Description of the task: Transcribe every line of the listing below without any deviation.

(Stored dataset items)
»»

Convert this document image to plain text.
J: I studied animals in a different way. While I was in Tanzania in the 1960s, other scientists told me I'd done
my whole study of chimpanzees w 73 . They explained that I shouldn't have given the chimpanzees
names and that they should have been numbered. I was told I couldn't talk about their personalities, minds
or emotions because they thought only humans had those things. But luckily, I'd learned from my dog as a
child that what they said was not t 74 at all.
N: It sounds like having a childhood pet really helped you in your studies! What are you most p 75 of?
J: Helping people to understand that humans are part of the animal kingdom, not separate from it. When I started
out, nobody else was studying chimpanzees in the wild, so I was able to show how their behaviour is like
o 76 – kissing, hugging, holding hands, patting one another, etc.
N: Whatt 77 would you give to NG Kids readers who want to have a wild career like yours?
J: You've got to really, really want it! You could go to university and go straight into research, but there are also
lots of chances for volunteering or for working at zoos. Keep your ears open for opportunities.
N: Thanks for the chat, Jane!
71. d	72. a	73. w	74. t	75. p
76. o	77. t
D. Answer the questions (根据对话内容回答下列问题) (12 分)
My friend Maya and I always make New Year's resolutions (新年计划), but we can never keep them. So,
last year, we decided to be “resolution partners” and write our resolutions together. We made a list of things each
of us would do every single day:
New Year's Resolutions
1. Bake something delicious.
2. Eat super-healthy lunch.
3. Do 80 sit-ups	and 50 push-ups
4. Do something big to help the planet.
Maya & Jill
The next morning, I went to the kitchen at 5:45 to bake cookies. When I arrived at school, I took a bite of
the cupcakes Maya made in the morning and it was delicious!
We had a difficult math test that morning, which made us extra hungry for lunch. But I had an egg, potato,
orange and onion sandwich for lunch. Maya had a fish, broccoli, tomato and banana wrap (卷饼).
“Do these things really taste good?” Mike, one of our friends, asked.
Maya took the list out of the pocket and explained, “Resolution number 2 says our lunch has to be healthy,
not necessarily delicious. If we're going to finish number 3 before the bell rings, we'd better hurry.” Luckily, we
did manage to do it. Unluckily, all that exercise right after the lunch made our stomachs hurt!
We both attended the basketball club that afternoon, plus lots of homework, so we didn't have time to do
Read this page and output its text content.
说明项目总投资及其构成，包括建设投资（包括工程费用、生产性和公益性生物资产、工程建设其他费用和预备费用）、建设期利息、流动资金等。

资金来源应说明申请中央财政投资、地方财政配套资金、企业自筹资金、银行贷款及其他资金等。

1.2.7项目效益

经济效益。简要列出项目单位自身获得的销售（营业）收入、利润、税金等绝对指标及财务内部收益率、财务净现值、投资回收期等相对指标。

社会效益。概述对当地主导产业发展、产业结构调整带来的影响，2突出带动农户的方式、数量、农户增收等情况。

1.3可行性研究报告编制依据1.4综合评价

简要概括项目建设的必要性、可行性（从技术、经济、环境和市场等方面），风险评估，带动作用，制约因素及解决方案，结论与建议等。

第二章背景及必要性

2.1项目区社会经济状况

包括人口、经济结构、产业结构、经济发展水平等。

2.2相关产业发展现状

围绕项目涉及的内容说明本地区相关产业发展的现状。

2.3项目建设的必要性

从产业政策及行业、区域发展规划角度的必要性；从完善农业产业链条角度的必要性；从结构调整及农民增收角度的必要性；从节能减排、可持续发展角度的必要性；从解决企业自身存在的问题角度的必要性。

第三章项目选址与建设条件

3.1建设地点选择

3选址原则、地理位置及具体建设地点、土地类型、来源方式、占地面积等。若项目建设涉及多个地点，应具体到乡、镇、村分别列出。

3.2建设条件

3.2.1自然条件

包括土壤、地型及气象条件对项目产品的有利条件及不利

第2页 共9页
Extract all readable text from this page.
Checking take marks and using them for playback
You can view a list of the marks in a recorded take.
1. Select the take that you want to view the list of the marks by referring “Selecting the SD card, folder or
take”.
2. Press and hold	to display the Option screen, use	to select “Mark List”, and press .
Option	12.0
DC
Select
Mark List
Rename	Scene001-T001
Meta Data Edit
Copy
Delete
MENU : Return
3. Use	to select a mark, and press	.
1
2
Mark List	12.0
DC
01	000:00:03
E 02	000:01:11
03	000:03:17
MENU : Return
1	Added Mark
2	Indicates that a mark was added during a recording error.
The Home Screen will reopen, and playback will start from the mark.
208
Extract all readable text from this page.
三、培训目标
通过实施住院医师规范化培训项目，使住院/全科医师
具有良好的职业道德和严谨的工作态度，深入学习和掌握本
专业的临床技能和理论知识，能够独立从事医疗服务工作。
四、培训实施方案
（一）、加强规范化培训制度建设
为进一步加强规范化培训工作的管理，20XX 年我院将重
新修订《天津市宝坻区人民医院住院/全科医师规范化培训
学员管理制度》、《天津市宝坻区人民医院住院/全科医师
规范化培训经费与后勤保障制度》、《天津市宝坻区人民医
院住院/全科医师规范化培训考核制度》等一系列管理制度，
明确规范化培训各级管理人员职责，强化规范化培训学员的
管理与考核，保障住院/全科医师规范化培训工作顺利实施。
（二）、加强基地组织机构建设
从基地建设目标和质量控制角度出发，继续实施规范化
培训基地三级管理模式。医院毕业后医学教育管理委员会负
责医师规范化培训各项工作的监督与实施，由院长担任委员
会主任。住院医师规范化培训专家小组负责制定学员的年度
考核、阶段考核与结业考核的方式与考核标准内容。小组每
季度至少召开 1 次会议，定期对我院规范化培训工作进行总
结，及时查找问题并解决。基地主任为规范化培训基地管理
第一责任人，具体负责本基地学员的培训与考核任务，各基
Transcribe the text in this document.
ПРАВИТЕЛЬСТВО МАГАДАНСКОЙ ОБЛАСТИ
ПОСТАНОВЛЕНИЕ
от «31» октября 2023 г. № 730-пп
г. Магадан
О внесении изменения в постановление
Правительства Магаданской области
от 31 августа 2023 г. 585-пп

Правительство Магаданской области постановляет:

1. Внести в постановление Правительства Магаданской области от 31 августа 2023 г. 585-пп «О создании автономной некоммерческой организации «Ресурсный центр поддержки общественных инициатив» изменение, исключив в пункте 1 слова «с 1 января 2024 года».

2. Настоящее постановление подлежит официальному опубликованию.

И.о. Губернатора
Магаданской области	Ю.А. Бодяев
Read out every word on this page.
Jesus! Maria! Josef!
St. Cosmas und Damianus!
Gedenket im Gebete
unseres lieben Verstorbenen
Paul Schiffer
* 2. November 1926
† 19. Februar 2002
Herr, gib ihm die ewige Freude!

««

Exercise result:
Convert this document image to plain text.
J: I studied animals in a different way. While I was in Tanzania in the 1960s, other scientists told me I'd done
my whole study of chimpanzees w 73 . They explained that I shouldn't have given the chimpanzees
names and that they should have been numbered. I was told I couldn't talk about their personalities, minds
or emotions because they thought only humans had those things. But luckily, I'd learned from my dog as a
child that what they said was not t 74 at all.
N: It sounds like having a childhood pet really helped you in your studies! What are you most p 75 of?
J: Helping people to understand that humans are part of the animal kingdom, not separate from it. When I started
out, nobody else was studying chimpanzees in the wild, so I was able to show how their behaviour is like
o 76 – kissing, hugging, holding hands, patting one another, etc.
N: Whatt 77 would you give to NG Kids readers who want to have a wild career like yours?
J: You've got to really, really want it! You could go to university and go straight into research, but there are also
lots of chances for volunteering or for working at zoos. Keep your ears open for opportunities.
N: Thanks for the chat, Jane!
71. d	72. a	73. w	74. t	75. p
76. o	77. t
D. Answer the questions (根据对话内容回答下列问题) (12 分)
My friend Maya and I always make New Year's resolutions (新年计划), but we can never keep them. So,
last year, we decided to be “resolution partners” and write our resolutions together. We made a list of things each
of us would do every single day:
New Year's Resolutions
1. Bake something delicious.
2. Eat super-healthy lunch.
3. Do 80 sit-ups	and 50 push-ups
4. Do something big to help the planet.
Maya & Jill
The next morning, I went to the kitchen at 5:45 to bake cookies. When I arrived at school, I took a bite of
the cupcakes Maya made in the morning and it was delicious!
We had a difficult math test that morning, which made us extra hungry for lunch. But I had an egg, potato,
orange and onion sandwich for lunch. Maya had a fish, broccoli, tomato and banana wrap (卷饼).
“Do these things really taste good?” Mike, one of our friends, asked.
Maya took the list out of the pocket and explained, “Resolution number 2 says our lunch has to be healthy,
not necessarily delicious. If we're going to finish number 3 before the bell rings, we'd better hurry.” Luckily, we
did manage to do it. Unluckily, all that exercise right after the lunch made our stomachs hurt!
We both attended the basketball club that afternoon, plus lots of homework, so we didn't have time to do
Read this page and output its text content.
说明项目总投资及其构成，包括建设投资（包括工程费用、生产性和公益性生物资产、工程建设其他费用和预备费用）、建设期利息、流动资金等。

资金来源应说明申请中央财政投资、地方财政配套资金、企业自筹资金、银行贷款及其他资金等。

1.2.7项目效益

经济效益。简要列出项目单位自身获得的销售（营业）收入、利润、税金等绝对指标及财务内部收益率、财务净现值、投资回收期等相对指标。

社会效益。概述对当地主导产业发展、产业结构调整带来的影响，2突出带动农户的方式、数量、农户增收等情况。

1.3可行性研究报告编制依据1.4综合评价

简要概括项目建设的必要性、可行性（从技术、经济、环境和市场等方面），风险评估，带动作用，制约因素及解决方案，结论与建议等。

第二章背景及必要性

2.1项目区社会经济状况

包括人口、经济结构、产业结构、经济发展水平等。

2.2相关产业发展现状

围绕项目涉及的内容说明本地区相关产业发展的现状。

2.3项目建设的必要性

从产业政策及行业、区域发展规划角度的必要性；从完善农业产业链条角度的必要性；从结构调整及农民增收角度的必要性；从节能减排、可持续发展角度的必要性；从解决企业自身存在的问题角度的必要性。

第三章项目选址与建设条件

3.1建设地点选择

3选址原则、地理位置及具体建设地点、土地类型、来源方式、占地面积等。若项目建设涉及多个地点，应具体到乡、镇、村分别列出。

3.2建设条件

3.2.1自然条件

包括土壤、地型及气象条件对项目产品的有利条件及不利

第2页 共9页
Extract all readable text from this page.
Checking take marks and using them for playback
You can view a list of the marks in a recorded take.
1. Select the take that you want to view the list of the marks by referring “Selecting the SD card, folder or
take”.
2. Press and hold	to display the Option screen, use	to select “Mark List”, and press .
Option	12.0
DC
Select
Mark List
Rename	Scene001-T001
Meta Data Edit
Copy
Delete
MENU : Return
3. Use	to select a mark, and press	.
1
2
Mark List	12.0
DC
01	000:00:03
E 02	000:01:11
03	000:03:17
MENU : Return
1	Added Mark
2	Indicates that a mark was added during a recording error.
The Home Screen will reopen, and playback will start from the mark.
208
Extract all readable text from this page.
三、培训目标
通过实施住院医师规范化培训项目，使住院/全科医师
具有良好的职业道德和严谨的工作态度，深入学习和掌握本
专业的临床技能和理论知识，能够独立从事医疗服务工作。
四、培训实施方案
（一）、加强规范化培训制度建设
为进一步加强规范化培训工作的管理，20XX 年我院将重
新修订《天津市宝坻区人民医院住院/全科医师规范化培训
学员管理制度》、《天津市宝坻区人民医院住院/全科医师
规范化培训经费与后勤保障制度》、《天津市宝坻区人民医
院住院/全科医师规范化培训考核制度》等一系列管理制度，
明确规范化培训各级管理人员职责，强化规范化培训学员的
管理与考核，保障住院/全科医师规范化培训工作顺利实施。
（二）、加强基地组织机构建设
从基地建设目标和质量控制角度出发，继续实施规范化
培训基地三级管理模式。医院毕业后医学教育管理委员会负
责医师规范化培训各项工作的监督与实施，由院长担任委员
会主任。住院医师规范化培训专家小组负责制定学员的年度
考核、阶段考核与结业考核的方式与考核标准内容。小组每
季度至少召开 1 次会议，定期对我院规范化培训工作进行总
结，及时查找问题并解决。基地主任为规范化培训基地管理
第一责任人，具体负责本基地学员的培训与考核任务，各基
Transcribe the text in this document.
ПРАВИТЕЛЬСТВО МАГАДАНСКОЙ ОБЛАСТИ
ПОСТАНОВЛЕНИЕ
от «31» октября 2023 г. № 730-пп
г. Магадан
О внесении изменения в постановление
Правительства Магаданской области
от 31 августа 2023 г. 585-пп

Правительство Магаданской области постановляет:

1. Внести в постановление Правительства Магаданской области от 31 августа 2023 г. 585-пп «О создании автономной некоммерческой организации «Ресурсный центр поддержки общественных инициатив» изменение, исключив в пункте 1 слова «с 1 января 2024 года».

2. Настоящее постановление подлежит официальному опубликованию.

И.о. Губернатора
Магаданской области	Ю.А. Бодяев
Read out every word on this page.
Jesus! Maria! Josef!
St. Cosmas und Damianus!
Gedenket im Gebete
unseres lieben Verstorbenen
Paul Schiffer
* 2. November 1926
† 19. Februar 2002
Herr, gib ihm die ewige Freude!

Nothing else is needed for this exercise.